╭─ Task material
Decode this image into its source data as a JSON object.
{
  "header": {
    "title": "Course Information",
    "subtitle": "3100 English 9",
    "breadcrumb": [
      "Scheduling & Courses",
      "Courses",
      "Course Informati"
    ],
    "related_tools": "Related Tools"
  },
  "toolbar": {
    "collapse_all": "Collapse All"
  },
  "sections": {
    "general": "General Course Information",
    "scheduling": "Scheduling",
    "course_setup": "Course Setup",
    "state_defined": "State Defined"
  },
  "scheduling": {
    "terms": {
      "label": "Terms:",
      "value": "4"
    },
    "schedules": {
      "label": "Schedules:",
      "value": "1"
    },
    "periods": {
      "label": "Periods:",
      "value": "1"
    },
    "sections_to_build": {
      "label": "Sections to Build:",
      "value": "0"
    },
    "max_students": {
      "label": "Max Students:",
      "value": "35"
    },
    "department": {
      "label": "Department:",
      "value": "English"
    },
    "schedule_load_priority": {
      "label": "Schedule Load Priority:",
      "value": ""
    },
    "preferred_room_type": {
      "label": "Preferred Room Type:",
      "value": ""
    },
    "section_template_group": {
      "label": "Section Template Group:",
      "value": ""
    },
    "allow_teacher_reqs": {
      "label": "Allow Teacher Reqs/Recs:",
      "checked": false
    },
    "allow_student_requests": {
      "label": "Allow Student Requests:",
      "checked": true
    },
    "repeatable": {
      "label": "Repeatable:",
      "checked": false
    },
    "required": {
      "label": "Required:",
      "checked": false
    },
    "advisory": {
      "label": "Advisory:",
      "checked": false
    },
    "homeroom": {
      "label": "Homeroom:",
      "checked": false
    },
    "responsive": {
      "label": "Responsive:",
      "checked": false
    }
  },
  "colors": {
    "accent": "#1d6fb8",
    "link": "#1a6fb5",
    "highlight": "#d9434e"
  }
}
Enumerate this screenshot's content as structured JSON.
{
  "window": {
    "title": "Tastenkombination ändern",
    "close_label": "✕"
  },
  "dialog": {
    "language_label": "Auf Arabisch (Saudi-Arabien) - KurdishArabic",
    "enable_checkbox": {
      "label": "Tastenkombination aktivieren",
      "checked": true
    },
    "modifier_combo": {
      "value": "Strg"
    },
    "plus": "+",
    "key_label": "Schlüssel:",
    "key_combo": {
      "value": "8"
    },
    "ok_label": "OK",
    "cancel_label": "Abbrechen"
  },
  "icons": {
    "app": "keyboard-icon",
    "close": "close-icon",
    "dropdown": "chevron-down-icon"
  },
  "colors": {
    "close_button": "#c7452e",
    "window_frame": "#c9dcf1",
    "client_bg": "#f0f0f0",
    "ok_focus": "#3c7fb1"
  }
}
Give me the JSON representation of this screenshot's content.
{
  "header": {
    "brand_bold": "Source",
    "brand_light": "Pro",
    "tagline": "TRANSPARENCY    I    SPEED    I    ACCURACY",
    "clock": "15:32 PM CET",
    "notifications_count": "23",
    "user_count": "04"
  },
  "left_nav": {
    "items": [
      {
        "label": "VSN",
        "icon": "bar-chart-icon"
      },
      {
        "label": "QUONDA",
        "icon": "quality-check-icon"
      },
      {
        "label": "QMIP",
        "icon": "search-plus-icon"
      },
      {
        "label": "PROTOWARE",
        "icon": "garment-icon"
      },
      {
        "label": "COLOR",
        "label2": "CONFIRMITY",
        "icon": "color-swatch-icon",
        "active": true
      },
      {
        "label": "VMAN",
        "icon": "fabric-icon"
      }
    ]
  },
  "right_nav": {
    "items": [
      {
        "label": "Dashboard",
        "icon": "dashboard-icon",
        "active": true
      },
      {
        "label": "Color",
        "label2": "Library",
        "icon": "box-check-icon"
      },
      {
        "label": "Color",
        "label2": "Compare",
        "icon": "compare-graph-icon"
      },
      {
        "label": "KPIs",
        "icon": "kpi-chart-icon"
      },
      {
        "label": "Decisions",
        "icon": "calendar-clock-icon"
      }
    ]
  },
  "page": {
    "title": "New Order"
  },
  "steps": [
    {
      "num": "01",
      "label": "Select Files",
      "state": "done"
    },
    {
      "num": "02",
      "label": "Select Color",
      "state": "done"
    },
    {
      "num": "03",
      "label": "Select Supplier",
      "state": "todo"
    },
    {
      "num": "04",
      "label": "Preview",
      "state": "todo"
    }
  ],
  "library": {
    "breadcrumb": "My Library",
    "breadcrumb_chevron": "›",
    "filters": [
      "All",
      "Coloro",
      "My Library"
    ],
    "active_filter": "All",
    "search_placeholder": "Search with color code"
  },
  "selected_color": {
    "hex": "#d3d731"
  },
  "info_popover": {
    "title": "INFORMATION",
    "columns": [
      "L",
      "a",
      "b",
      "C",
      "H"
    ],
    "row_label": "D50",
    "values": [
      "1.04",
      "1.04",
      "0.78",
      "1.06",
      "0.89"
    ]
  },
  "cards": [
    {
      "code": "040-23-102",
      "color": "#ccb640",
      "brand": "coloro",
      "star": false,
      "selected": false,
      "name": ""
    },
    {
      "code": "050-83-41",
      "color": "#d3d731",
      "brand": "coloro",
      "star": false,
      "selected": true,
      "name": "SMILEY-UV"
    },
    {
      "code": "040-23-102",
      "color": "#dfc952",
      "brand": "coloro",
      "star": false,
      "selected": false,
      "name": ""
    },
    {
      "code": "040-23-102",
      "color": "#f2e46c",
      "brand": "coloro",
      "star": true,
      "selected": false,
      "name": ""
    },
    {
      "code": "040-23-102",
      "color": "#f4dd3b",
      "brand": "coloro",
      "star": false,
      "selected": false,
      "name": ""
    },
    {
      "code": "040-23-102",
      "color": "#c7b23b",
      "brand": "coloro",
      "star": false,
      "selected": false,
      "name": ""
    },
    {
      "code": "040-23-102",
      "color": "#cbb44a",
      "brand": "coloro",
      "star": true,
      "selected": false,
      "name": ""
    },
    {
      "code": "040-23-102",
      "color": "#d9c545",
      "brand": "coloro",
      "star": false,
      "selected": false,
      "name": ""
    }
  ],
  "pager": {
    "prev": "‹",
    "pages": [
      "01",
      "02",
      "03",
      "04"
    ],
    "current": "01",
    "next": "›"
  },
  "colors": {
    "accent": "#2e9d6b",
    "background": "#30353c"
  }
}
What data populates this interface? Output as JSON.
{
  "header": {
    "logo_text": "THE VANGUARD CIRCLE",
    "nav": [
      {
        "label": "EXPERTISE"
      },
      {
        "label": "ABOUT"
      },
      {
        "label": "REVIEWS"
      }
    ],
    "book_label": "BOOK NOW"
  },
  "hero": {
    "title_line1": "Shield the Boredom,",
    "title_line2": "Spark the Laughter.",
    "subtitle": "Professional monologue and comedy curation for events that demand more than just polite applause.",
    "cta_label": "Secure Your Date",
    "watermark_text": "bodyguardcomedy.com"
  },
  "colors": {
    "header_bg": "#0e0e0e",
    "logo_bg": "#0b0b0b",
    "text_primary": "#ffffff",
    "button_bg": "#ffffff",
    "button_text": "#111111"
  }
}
╰─
> **Problem statement**: Quote the entire listing above exactly.

> **Answer below**:
Decode this image into its source data as a JSON object.
{
  "header": {
    "title": "Course Information",
    "subtitle": "3100 English 9",
    "breadcrumb": [
      "Scheduling & Courses",
      "Courses",
      "Course Informati"
    ],
    "related_tools": "Related Tools"
  },
  "toolbar": {
    "collapse_all": "Collapse All"
  },
  "sections": {
    "general": "General Course Information",
    "scheduling": "Scheduling",
    "course_setup": "Course Setup",
    "state_defined": "State Defined"
  },
  "scheduling": {
    "terms": {
      "label": "Terms:",
      "value": "4"
    },
    "schedules": {
      "label": "Schedules:",
      "value": "1"
    },
    "periods": {
      "label": "Periods:",
      "value": "1"
    },
    "sections_to_build": {
      "label": "Sections to Build:",
      "value": "0"
    },
    "max_students": {
      "label": "Max Students:",
      "value": "35"
    },
    "department": {
      "label": "Department:",
      "value": "English"
    },
    "schedule_load_priority": {
      "label": "Schedule Load Priority:",
      "value": ""
    },
    "preferred_room_type": {
      "label": "Preferred Room Type:",
      "value": ""
    },
    "section_template_group": {
      "label": "Section Template Group:",
      "value": ""
    },
    "allow_teacher_reqs": {
      "label": "Allow Teacher Reqs/Recs:",
      "checked": false
    },
    "allow_student_requests": {
      "label": "Allow Student Requests:",
      "checked": true
    },
    "repeatable": {
      "label": "Repeatable:",
      "checked": false
    },
    "required": {
      "label": "Required:",
      "checked": false
    },
    "advisory": {
      "label": "Advisory:",
      "checked": false
    },
    "homeroom": {
      "label": "Homeroom:",
      "checked": false
    },
    "responsive": {
      "label": "Responsive:",
      "checked": false
    }
  },
  "colors": {
    "accent": "#1d6fb8",
    "link": "#1a6fb5",
    "highlight": "#d9434e"
  }
}
Enumerate this screenshot's content as structured JSON.
{
  "window": {
    "title": "Tastenkombination ändern",
    "close_label": "✕"
  },
  "dialog": {
    "language_label": "Auf Arabisch (Saudi-Arabien) - KurdishArabic",
    "enable_checkbox": {
      "label": "Tastenkombination aktivieren",
      "checked": true
    },
    "modifier_combo": {
      "value": "Strg"
    },
    "plus": "+",
    "key_label": "Schlüssel:",
    "key_combo": {
      "value": "8"
    },
    "ok_label": "OK",
    "cancel_label": "Abbrechen"
  },
  "icons": {
    "app": "keyboard-icon",
    "close": "close-icon",
    "dropdown": "chevron-down-icon"
  },
  "colors": {
    "close_button": "#c7452e",
    "window_frame": "#c9dcf1",
    "client_bg": "#f0f0f0",
    "ok_focus": "#3c7fb1"
  }
}
Give me the JSON representation of this screenshot's content.
{
  "header": {
    "brand_bold": "Source",
    "brand_light": "Pro",
    "tagline": "TRANSPARENCY    I    SPEED    I    ACCURACY",
    "clock": "15:32 PM CET",
    "notifications_count": "23",
    "user_count": "04"
  },
  "left_nav": {
    "items": [
      {
        "label": "VSN",
        "icon": "bar-chart-icon"
      },
      {
        "label": "QUONDA",
        "icon": "quality-check-icon"
      },
      {
        "label": "QMIP",
        "icon": "search-plus-icon"
      },
      {
        "label": "PROTOWARE",
        "icon": "garment-icon"
      },
      {
        "label": "COLOR",
        "label2": "CONFIRMITY",
        "icon": "color-swatch-icon",
        "active": true
      },
      {
        "label": "VMAN",
        "icon": "fabric-icon"
      }
    ]
  },
  "right_nav": {
    "items": [
      {
        "label": "Dashboard",
        "icon": "dashboard-icon",
        "active": true
      },
      {
        "label": "Color",
        "label2": "Library",
        "icon": "box-check-icon"
      },
      {
        "label": "Color",
        "label2": "Compare",
        "icon": "compare-graph-icon"
      },
      {
        "label": "KPIs",
        "icon": "kpi-chart-icon"
      },
      {
        "label": "Decisions",
        "icon": "calendar-clock-icon"
      }
    ]
  },
  "page": {
    "title": "New Order"
  },
  "steps": [
    {
      "num": "01",
      "label": "Select Files",
      "state": "done"
    },
    {
      "num": "02",
      "label": "Select Color",
      "state": "done"
    },
    {
      "num": "03",
      "label": "Select Supplier",
      "state": "todo"
    },
    {
      "num": "04",
      "label": "Preview",
      "state": "todo"
    }
  ],
  "library": {
    "breadcrumb": "My Library",
    "breadcrumb_chevron": "›",
    "filters": [
      "All",
      "Coloro",
      "My Library"
    ],
    "active_filter": "All",
    "search_placeholder": "Search with color code"
  },
  "selected_color": {
    "hex": "#d3d731"
  },
  "info_popover": {
    "title": "INFORMATION",
    "columns": [
      "L",
      "a",
      "b",
      "C",
      "H"
    ],
    "row_label": "D50",
    "values": [
      "1.04",
      "1.04",
      "0.78",
      "1.06",
      "0.89"
    ]
  },
  "cards": [
    {
      "code": "040-23-102",
      "color": "#ccb640",
      "brand": "coloro",
      "star": false,
      "selected": false,
      "name": ""
    },
    {
      "code": "050-83-41",
      "color": "#d3d731",
      "brand": "coloro",
      "star": false,
      "selected": true,
      "name": "SMILEY-UV"
    },
    {
      "code": "040-23-102",
      "color": "#dfc952",
      "brand": "coloro",
      "star": false,
      "selected": false,
      "name": ""
    },
    {
      "code": "040-23-102",
      "color": "#f2e46c",
      "brand": "coloro",
      "star": true,
      "selected": false,
      "name": ""
    },
    {
      "code": "040-23-102",
      "color": "#f4dd3b",
      "brand": "coloro",
      "star": false,
      "selected": false,
      "name": ""
    },
    {
      "code": "040-23-102",
      "color": "#c7b23b",
      "brand": "coloro",
      "star": false,
      "selected": false,
      "name": ""
    },
    {
      "code": "040-23-102",
      "color": "#cbb44a",
      "brand": "coloro",
      "star": true,
      "selected": false,
      "name": ""
    },
    {
      "code": "040-23-102",
      "color": "#d9c545",
      "brand": "coloro",
      "star": false,
      "selected": false,
      "name": ""
    }
  ],
  "pager": {
    "prev": "‹",
    "pages": [
      "01",
      "02",
      "03",
      "04"
    ],
    "current": "01",
    "next": "›"
  },
  "colors": {
    "accent": "#2e9d6b",
    "background": "#30353c"
  }
}
What data populates this interface? Output as JSON.
{
  "header": {
    "logo_text": "THE VANGUARD CIRCLE",
    "nav": [
      {
        "label": "EXPERTISE"
      },
      {
        "label": "ABOUT"
      },
      {
        "label": "REVIEWS"
      }
    ],
    "book_label": "BOOK NOW"
  },
  "hero": {
    "title_line1": "Shield the Boredom,",
    "title_line2": "Spark the Laughter.",
    "subtitle": "Professional monologue and comedy curation for events that demand more than just polite applause.",
    "cta_label": "Secure Your Date",
    "watermark_text": "bodyguardcomedy.com"
  },
  "colors": {
    "header_bg": "#0e0e0e",
    "logo_bg": "#0b0b0b",
    "text_primary": "#ffffff",
    "button_bg": "#ffffff",
    "button_text": "#111111"
  }
}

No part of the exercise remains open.